DATA PROVIDED:
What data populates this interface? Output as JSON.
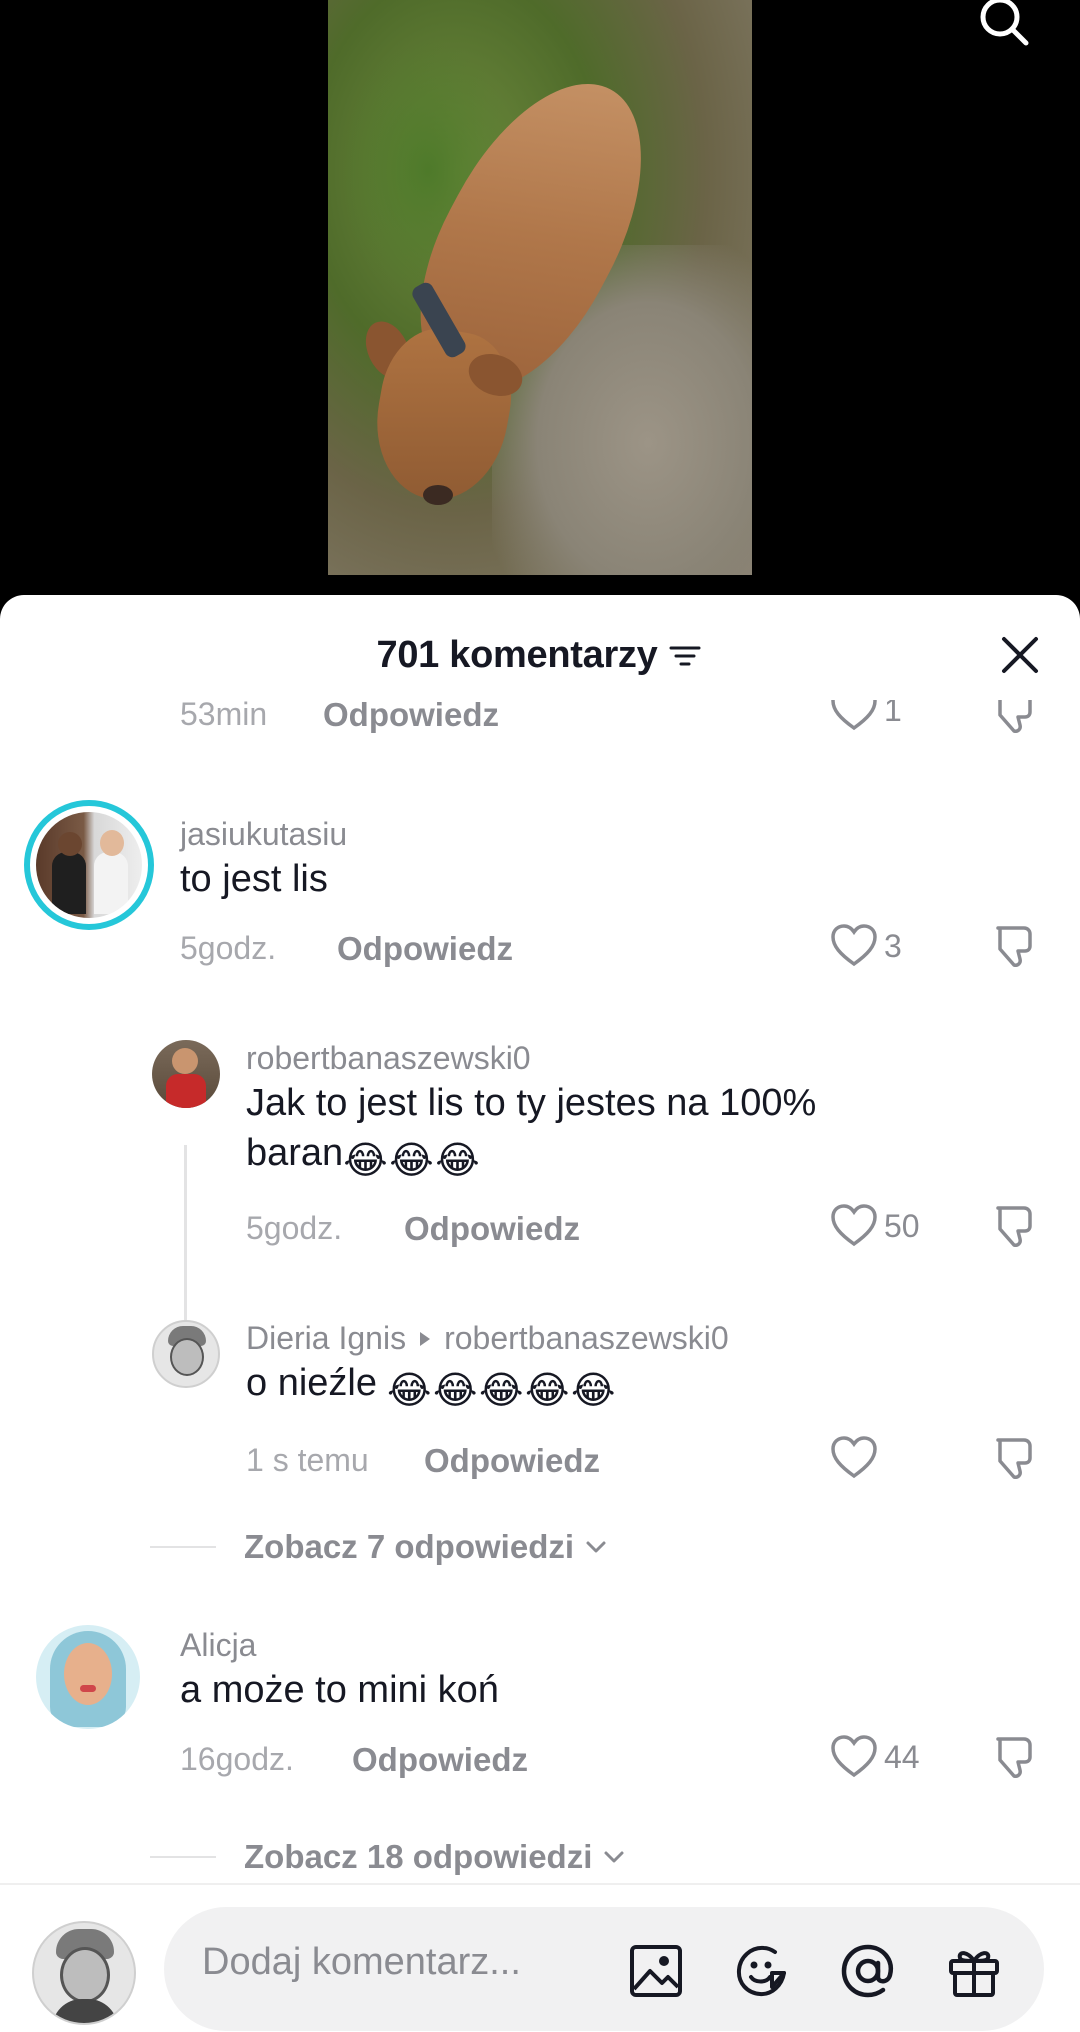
{
  "sheet": {
    "title": "701 komentarzy"
  },
  "cut_comment": {
    "time": "53min",
    "reply_label": "Odpowiedz",
    "likes": "1"
  },
  "comments": [
    {
      "username": "jasiukutasiu",
      "text": "to jest lis",
      "time": "5godz.",
      "reply_label": "Odpowiedz",
      "likes": "3"
    },
    {
      "username": "robertbanaszewski0",
      "text_line1": "Jak to jest lis to ty jestes na 100%",
      "text_line2": "baran",
      "emoji": "😂",
      "time": "5godz.",
      "reply_label": "Odpowiedz",
      "likes": "50"
    },
    {
      "username": "Dieria Ignis",
      "reply_to": "robertbanaszewski0",
      "text": "o nieźle",
      "emoji": "😂",
      "time": "1 s temu",
      "reply_label": "Odpowiedz",
      "likes": ""
    },
    {
      "username": "Alicja",
      "text": "a może to mini koń",
      "time": "16godz.",
      "reply_label": "Odpowiedz",
      "likes": "44"
    }
  ],
  "view_more": [
    {
      "label": "Zobacz 7 odpowiedzi"
    },
    {
      "label": "Zobacz 18 odpowiedzi"
    }
  ],
  "input": {
    "placeholder": "Dodaj komentarz..."
  },
  "icons": {
    "search": "search-icon",
    "filter": "filter-icon",
    "close": "close-icon",
    "like": "heart-icon",
    "dislike": "thumbs-down-icon",
    "image": "image-icon",
    "emoji": "emoji-icon",
    "mention": "at-icon",
    "gift": "gift-icon"
  },
  "colors": {
    "story_ring": "#25c7d9",
    "text_primary": "#161823",
    "text_secondary": "#8a8b91"
  }
}
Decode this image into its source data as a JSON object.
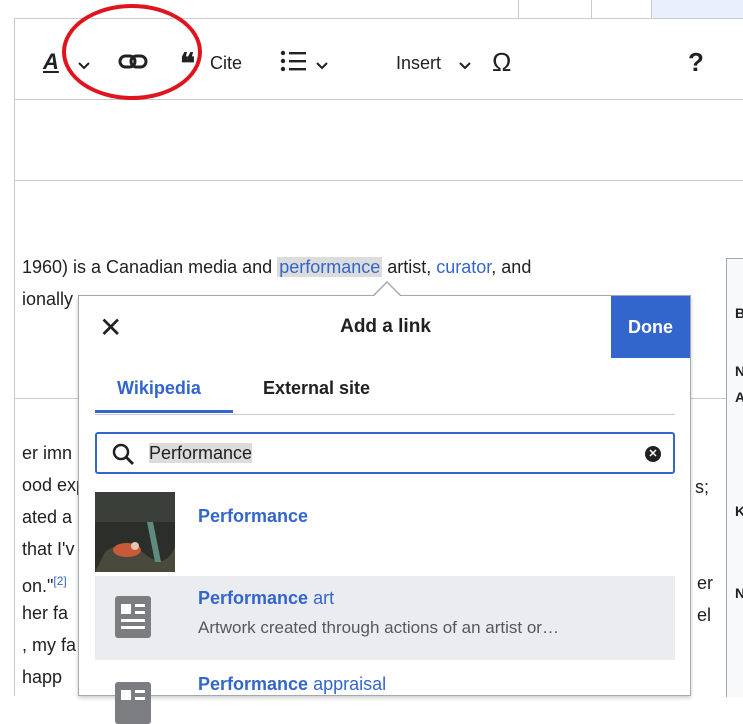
{
  "toolbar": {
    "format_letter": "A",
    "cite_label": "Cite",
    "insert_label": "Insert",
    "special_char": "Ω",
    "help": "?"
  },
  "article": {
    "line1_a": "1960) is a Canadian media and ",
    "line1_link1": "performance",
    "line1_b": " artist, ",
    "line1_link2": "curator",
    "line1_c": ", and",
    "line2": "ionally",
    "left_fragments": [
      "er imn",
      "ood exp",
      "ated a",
      "that I'v",
      "on.\"",
      "her fa",
      ", my fa",
      "happ"
    ],
    "footnote": "[2]",
    "right_fragments": [
      "s;",
      "er",
      "el"
    ]
  },
  "infobox": {
    "letters": [
      "B",
      "N",
      "A",
      "K",
      "N"
    ]
  },
  "link_dialog": {
    "title": "Add a link",
    "close": "✕",
    "done_label": "Done",
    "tabs": [
      "Wikipedia",
      "External site"
    ],
    "active_tab": "Wikipedia",
    "search_value": "Performance",
    "results": [
      {
        "title_bold": "Performance",
        "title_rest": "",
        "description": ""
      },
      {
        "title_bold": "Performance",
        "title_rest": " art",
        "description": "Artwork created through actions of an artist or…"
      },
      {
        "title_bold": "Performance",
        "title_rest": " appraisal",
        "description": ""
      }
    ]
  },
  "colors": {
    "accent": "#3366cc",
    "annotation": "#e0141e",
    "selected_row": "#eaecf0"
  }
}
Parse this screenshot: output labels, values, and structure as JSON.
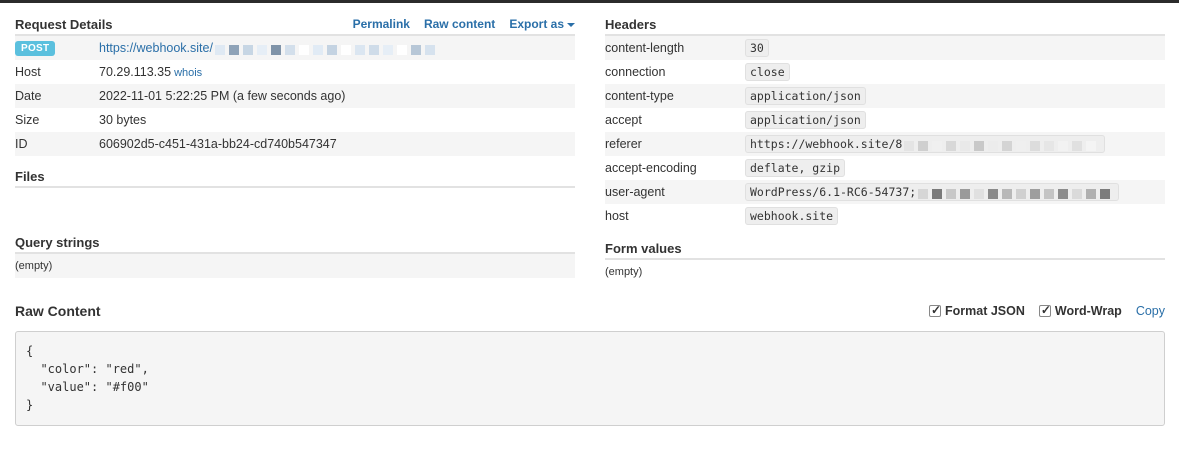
{
  "request_details": {
    "title": "Request Details",
    "permalink_label": "Permalink",
    "raw_content_label": "Raw content",
    "export_label": "Export as",
    "method": "POST",
    "url_prefix": "https://webhook.site/",
    "rows": [
      {
        "label": "Host",
        "value": "70.29.113.35",
        "extra": "whois"
      },
      {
        "label": "Date",
        "value": "2022-11-01 5:22:25 PM (a few seconds ago)"
      },
      {
        "label": "Size",
        "value": "30 bytes"
      },
      {
        "label": "ID",
        "value": "606902d5-c451-431a-bb24-cd740b547347"
      }
    ]
  },
  "files": {
    "title": "Files"
  },
  "query_strings": {
    "title": "Query strings",
    "empty": "(empty)"
  },
  "headers": {
    "title": "Headers",
    "rows": [
      {
        "name": "content-length",
        "value": "30"
      },
      {
        "name": "connection",
        "value": "close"
      },
      {
        "name": "content-type",
        "value": "application/json"
      },
      {
        "name": "accept",
        "value": "application/json"
      },
      {
        "name": "referer",
        "value": "https://webhook.site/8"
      },
      {
        "name": "accept-encoding",
        "value": "deflate, gzip"
      },
      {
        "name": "user-agent",
        "value": "WordPress/6.1-RC6-54737;"
      },
      {
        "name": "host",
        "value": "webhook.site"
      }
    ]
  },
  "form_values": {
    "title": "Form values",
    "empty": "(empty)"
  },
  "raw_content": {
    "title": "Raw Content",
    "format_json_label": "Format JSON",
    "word_wrap_label": "Word-Wrap",
    "copy_label": "Copy",
    "body": "{\n  \"color\": \"red\",\n  \"value\": \"#f00\"\n}"
  },
  "colors": {
    "link": "#2a6fa8",
    "badge": "#5bc0de"
  }
}
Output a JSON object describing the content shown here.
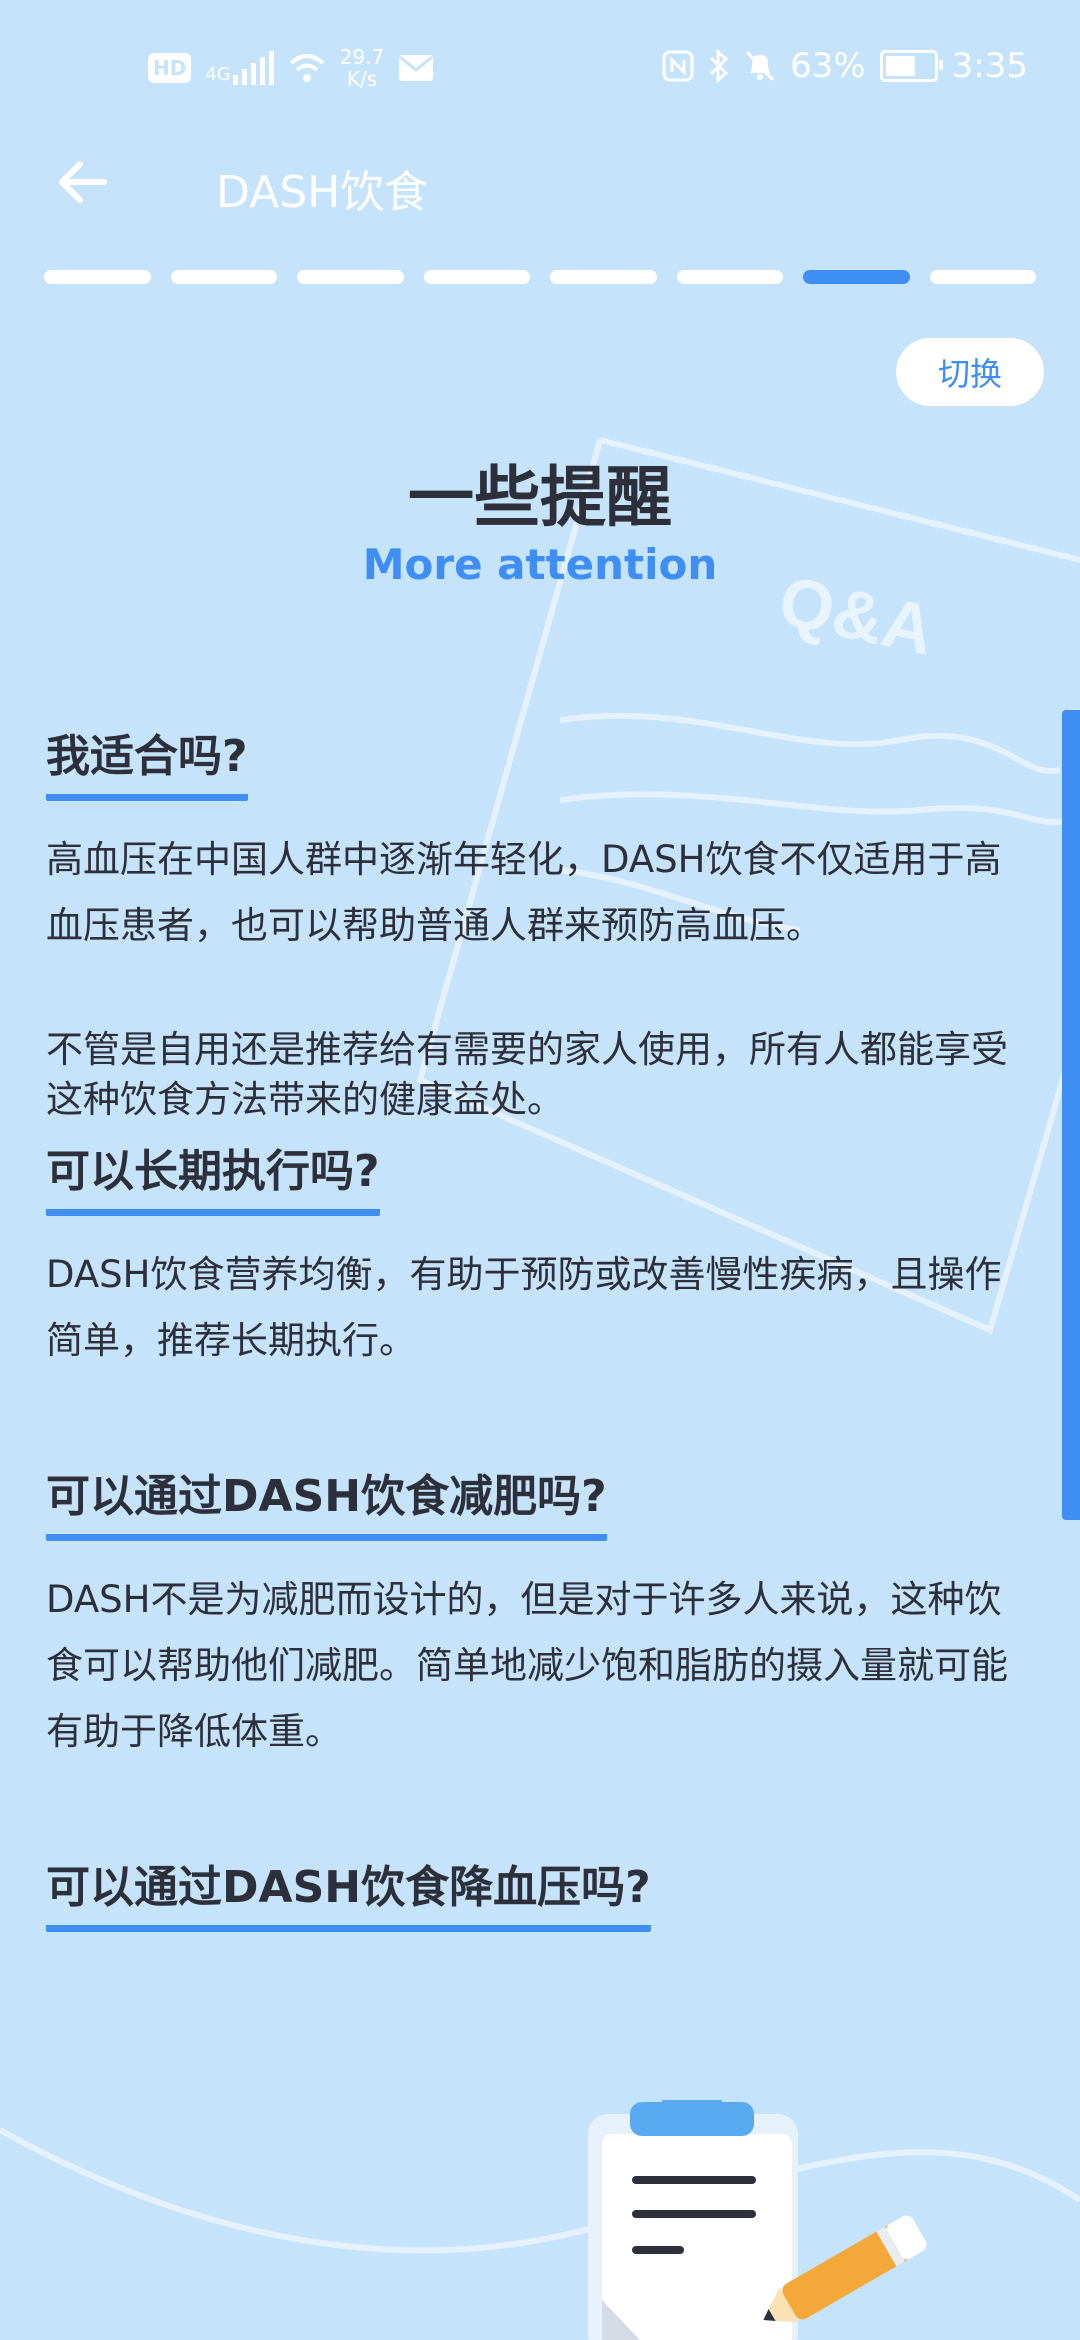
{
  "status_bar": {
    "hd": "HD",
    "net": "4G",
    "speed_value": "29.7",
    "speed_unit": "K/s",
    "battery": "63%",
    "time": "3:35",
    "battery_level": 0.63
  },
  "header": {
    "title": "DASH饮食"
  },
  "progress": {
    "total": 8,
    "current": 7
  },
  "switch_label": "切换",
  "hero": {
    "title": "一些提醒",
    "subtitle": "More attention",
    "watermark": "Q&A"
  },
  "sections": [
    {
      "heading": "我适合吗?",
      "paragraphs": [
        "高血压在中国人群中逐渐年轻化，DASH饮食不仅适用于高血压患者，也可以帮助普通人群来预防高血压。",
        "不管是自用还是推荐给有需要的家人使用，所有人都能享受这种饮食方法带来的健康益处。"
      ]
    },
    {
      "heading": "可以长期执行吗?",
      "paragraphs": [
        "DASH饮食营养均衡，有助于预防或改善慢性疾病，且操作简单，推荐长期执行。"
      ]
    },
    {
      "heading": "可以通过DASH饮食减肥吗?",
      "paragraphs": [
        "DASH不是为减肥而设计的，但是对于许多人来说，这种饮食可以帮助他们减肥。简单地减少饱和脂肪的摄入量就可能有助于降低体重。"
      ]
    },
    {
      "heading": "可以通过DASH饮食降血压吗?",
      "paragraphs": []
    }
  ],
  "colors": {
    "background": "#c5e3fb",
    "accent": "#3e8ef3",
    "text": "#2d2f3b"
  }
}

PROBLEM REQUIREMENTS: Exclude the images, then output the data above word for word.

THE SOLUTION:
What data populates this interface? Output as JSON.
{
  "sheet": {
    "title": "701 komentarzy"
  },
  "cut_comment": {
    "time": "53min",
    "reply_label": "Odpowiedz",
    "likes": "1"
  },
  "comments": [
    {
      "username": "jasiukutasiu",
      "text": "to jest lis",
      "time": "5godz.",
      "reply_label": "Odpowiedz",
      "likes": "3"
    },
    {
      "username": "robertbanaszewski0",
      "text_line1": "Jak to jest lis to ty jestes na 100%",
      "text_line2": "baran",
      "emoji": "😂",
      "time": "5godz.",
      "reply_label": "Odpowiedz",
      "likes": "50"
    },
    {
      "username": "Dieria Ignis",
      "reply_to": "robertbanaszewski0",
      "text": "o nieźle",
      "emoji": "😂",
      "time": "1 s temu",
      "reply_label": "Odpowiedz",
      "likes": ""
    },
    {
      "username": "Alicja",
      "text": "a może to mini koń",
      "time": "16godz.",
      "reply_label": "Odpowiedz",
      "likes": "44"
    }
  ],
  "view_more": [
    {
      "label": "Zobacz 7 odpowiedzi"
    },
    {
      "label": "Zobacz 18 odpowiedzi"
    }
  ],
  "input": {
    "placeholder": "Dodaj komentarz..."
  },
  "icons": {
    "search": "search-icon",
    "filter": "filter-icon",
    "close": "close-icon",
    "like": "heart-icon",
    "dislike": "thumbs-down-icon",
    "image": "image-icon",
    "emoji": "emoji-icon",
    "mention": "at-icon",
    "gift": "gift-icon"
  },
  "colors": {
    "story_ring": "#25c7d9",
    "text_primary": "#161823",
    "text_secondary": "#8a8b91"
  }
}
Decode this image into its source data as a JSON object.
{
  "toolbar": {
    "format_letter": "A",
    "cite_label": "Cite",
    "insert_label": "Insert",
    "special_char": "Ω",
    "help": "?"
  },
  "article": {
    "line1_a": "1960) is a Canadian media and ",
    "line1_link1": "performance",
    "line1_b": " artist, ",
    "line1_link2": "curator",
    "line1_c": ", and",
    "line2": "ionally",
    "left_fragments": [
      "er imn",
      "ood exp",
      "ated a",
      "that I'v",
      "on.\"",
      "her fa",
      ", my fa",
      "happ"
    ],
    "footnote": "[2]",
    "right_fragments": [
      "s;",
      "er",
      "el"
    ]
  },
  "infobox": {
    "letters": [
      "B",
      "N",
      "A",
      "K",
      "N"
    ]
  },
  "link_dialog": {
    "title": "Add a link",
    "close": "✕",
    "done_label": "Done",
    "tabs": [
      "Wikipedia",
      "External site"
    ],
    "active_tab": "Wikipedia",
    "search_value": "Performance",
    "results": [
      {
        "title_bold": "Performance",
        "title_rest": "",
        "description": ""
      },
      {
        "title_bold": "Performance",
        "title_rest": " art",
        "description": "Artwork created through actions of an artist or…"
      },
      {
        "title_bold": "Performance",
        "title_rest": " appraisal",
        "description": ""
      }
    ]
  },
  "colors": {
    "accent": "#3366cc",
    "annotation": "#e0141e",
    "selected_row": "#eaecf0"
  }
}
Parse this screenshot: output labels, values, and structure as JSON.
{
  "request_details": {
    "title": "Request Details",
    "permalink_label": "Permalink",
    "raw_content_label": "Raw content",
    "export_label": "Export as",
    "method": "POST",
    "url_prefix": "https://webhook.site/",
    "rows": [
      {
        "label": "Host",
        "value": "70.29.113.35",
        "extra": "whois"
      },
      {
        "label": "Date",
        "value": "2022-11-01 5:22:25 PM (a few seconds ago)"
      },
      {
        "label": "Size",
        "value": "30 bytes"
      },
      {
        "label": "ID",
        "value": "606902d5-c451-431a-bb24-cd740b547347"
      }
    ]
  },
  "files": {
    "title": "Files"
  },
  "query_strings": {
    "title": "Query strings",
    "empty": "(empty)"
  },
  "headers": {
    "title": "Headers",
    "rows": [
      {
        "name": "content-length",
        "value": "30"
      },
      {
        "name": "connection",
        "value": "close"
      },
      {
        "name": "content-type",
        "value": "application/json"
      },
      {
        "name": "accept",
        "value": "application/json"
      },
      {
        "name": "referer",
        "value": "https://webhook.site/8"
      },
      {
        "name": "accept-encoding",
        "value": "deflate, gzip"
      },
      {
        "name": "user-agent",
        "value": "WordPress/6.1-RC6-54737;"
      },
      {
        "name": "host",
        "value": "webhook.site"
      }
    ]
  },
  "form_values": {
    "title": "Form values",
    "empty": "(empty)"
  },
  "raw_content": {
    "title": "Raw Content",
    "format_json_label": "Format JSON",
    "word_wrap_label": "Word-Wrap",
    "copy_label": "Copy",
    "body": "{\n  \"color\": \"red\",\n  \"value\": \"#f00\"\n}"
  },
  "colors": {
    "link": "#2a6fa8",
    "badge": "#5bc0de"
  }
}
Output a JSON object describing the content shown here.
{
  "status_bar": {
    "hd": "HD",
    "net": "4G",
    "speed_value": "29.7",
    "speed_unit": "K/s",
    "battery": "63%",
    "time": "3:35",
    "battery_level": 0.63
  },
  "header": {
    "title": "DASH饮食"
  },
  "progress": {
    "total": 8,
    "current": 7
  },
  "switch_label": "切换",
  "hero": {
    "title": "一些提醒",
    "subtitle": "More attention",
    "watermark": "Q&A"
  },
  "sections": [
    {
      "heading": "我适合吗?",
      "paragraphs": [
        "高血压在中国人群中逐渐年轻化，DASH饮食不仅适用于高血压患者，也可以帮助普通人群来预防高血压。",
        "不管是自用还是推荐给有需要的家人使用，所有人都能享受这种饮食方法带来的健康益处。"
      ]
    },
    {
      "heading": "可以长期执行吗?",
      "paragraphs": [
        "DASH饮食营养均衡，有助于预防或改善慢性疾病，且操作简单，推荐长期执行。"
      ]
    },
    {
      "heading": "可以通过DASH饮食减肥吗?",
      "paragraphs": [
        "DASH不是为减肥而设计的，但是对于许多人来说，这种饮食可以帮助他们减肥。简单地减少饱和脂肪的摄入量就可能有助于降低体重。"
      ]
    },
    {
      "heading": "可以通过DASH饮食降血压吗?",
      "paragraphs": []
    }
  ],
  "colors": {
    "background": "#c5e3fb",
    "accent": "#3e8ef3",
    "text": "#2d2f3b"
  }
}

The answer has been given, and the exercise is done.